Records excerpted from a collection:
________________________________________
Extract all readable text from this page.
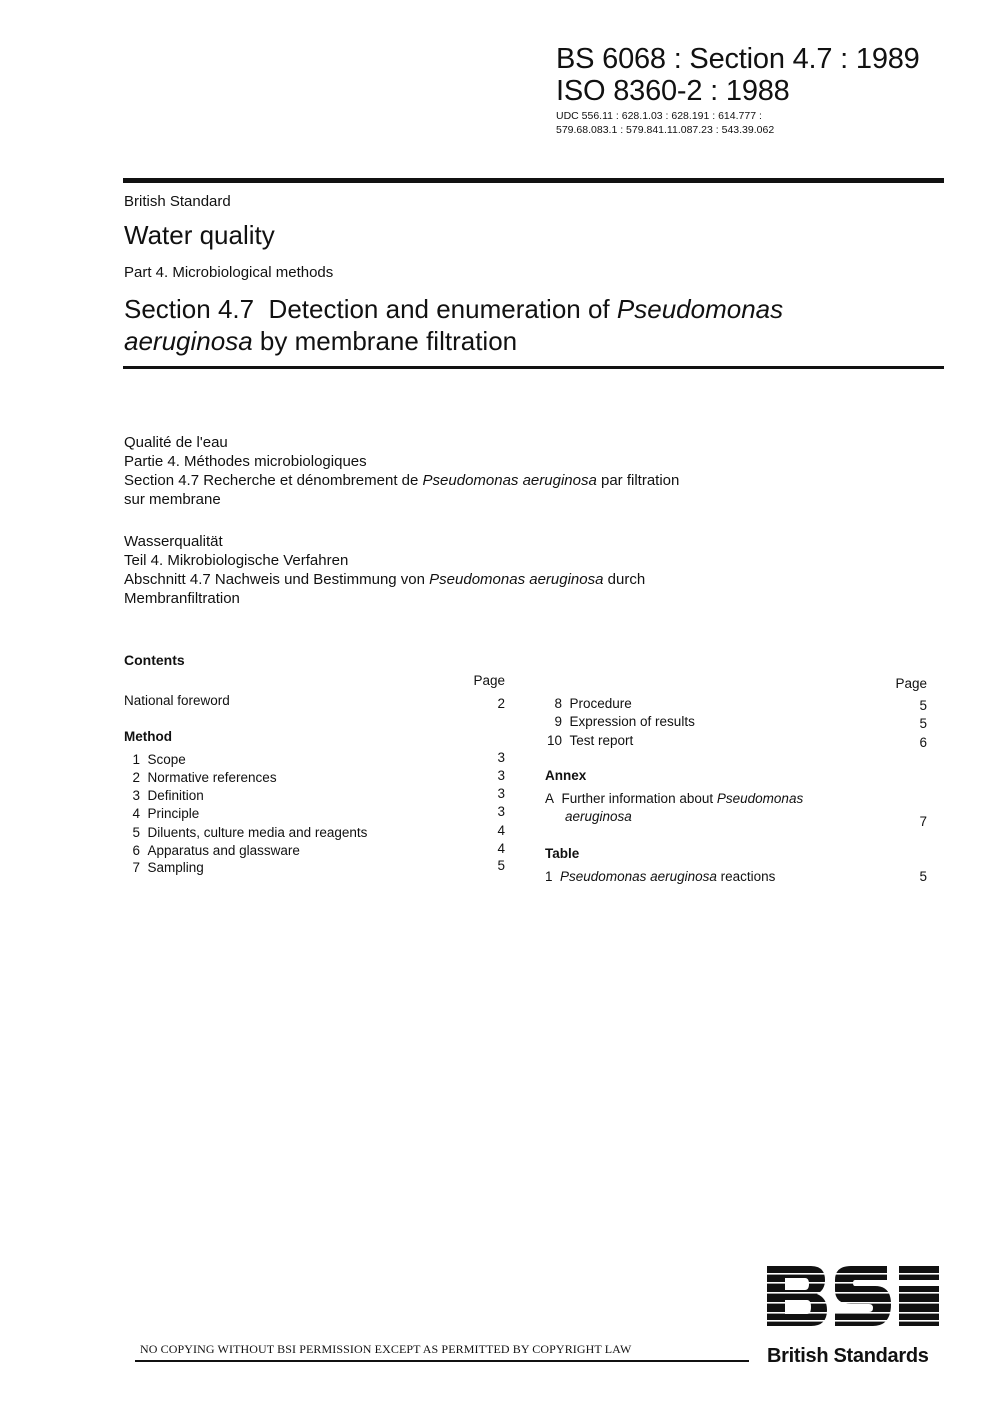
BS 6068 : Section 4.7 : 1989
ISO 8360-2 : 1988
UDC 556.11 : 628.1.03 : 628.191 : 614.777 :
579.68.083.1 : 579.841.11.087.23 : 543.39.062
British Standard
Water quality
Part 4. Microbiological methods
Section 4.7 Detection and enumeration of Pseudomonas
aeruginosa by membrane filtration
Qualité de l'eau
Partie 4. Méthodes microbiologiques
Section 4.7 Recherche et dénombrement de Pseudomonas aeruginosa par filtration
sur membrane
Wasserqualität
Teil 4. Mikrobiologische Verfahren
Abschnitt 4.7 Nachweis und Bestimmung von Pseudomonas aeruginosa durch
Membranfiltration
Contents
Page
National foreword	2
Method
Page
Annex
A Further information about Pseudomonas
aeruginosa	7
Table
1 Pseudomonas aeruginosa reactions	5
NO COPYING WITHOUT BSI PERMISSION EXCEPT AS PERMITTED BY COPYRIGHT LAW	British Standards
1 Scope	3
2 Normative references	3
3 Definition	3
4 Principle	3
5 Diluents, culture media and reagents	4
6 Apparatus and glassware	4
7 Sampling	5
8 Procedure	5
9 Expression of results	5
10 Test report	6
________________________________________
▶ **Directions**:
Your task is to copy the entries in full and exactly, without any images.

▶ **The completed task**:
Extract all readable text from this page.
BS 6068 : Section 4.7 : 1989
ISO 8360-2 : 1988
UDC 556.11 : 628.1.03 : 628.191 : 614.777 :
579.68.083.1 : 579.841.11.087.23 : 543.39.062
British Standard
Water quality
Part 4. Microbiological methods
Section 4.7 Detection and enumeration of Pseudomonas
aeruginosa by membrane filtration
Qualité de l'eau
Partie 4. Méthodes microbiologiques
Section 4.7 Recherche et dénombrement de Pseudomonas aeruginosa par filtration
sur membrane
Wasserqualität
Teil 4. Mikrobiologische Verfahren
Abschnitt 4.7 Nachweis und Bestimmung von Pseudomonas aeruginosa durch
Membranfiltration
Contents
Page
National foreword	2
Method
Page
Annex
A Further information about Pseudomonas
aeruginosa	7
Table
1 Pseudomonas aeruginosa reactions	5
NO COPYING WITHOUT BSI PERMISSION EXCEPT AS PERMITTED BY COPYRIGHT LAW	British Standards
1 Scope	3
2 Normative references	3
3 Definition	3
4 Principle	3
5 Diluents, culture media and reagents	4
6 Apparatus and glassware	4
7 Sampling	5
8 Procedure	5
9 Expression of results	5
10 Test report	6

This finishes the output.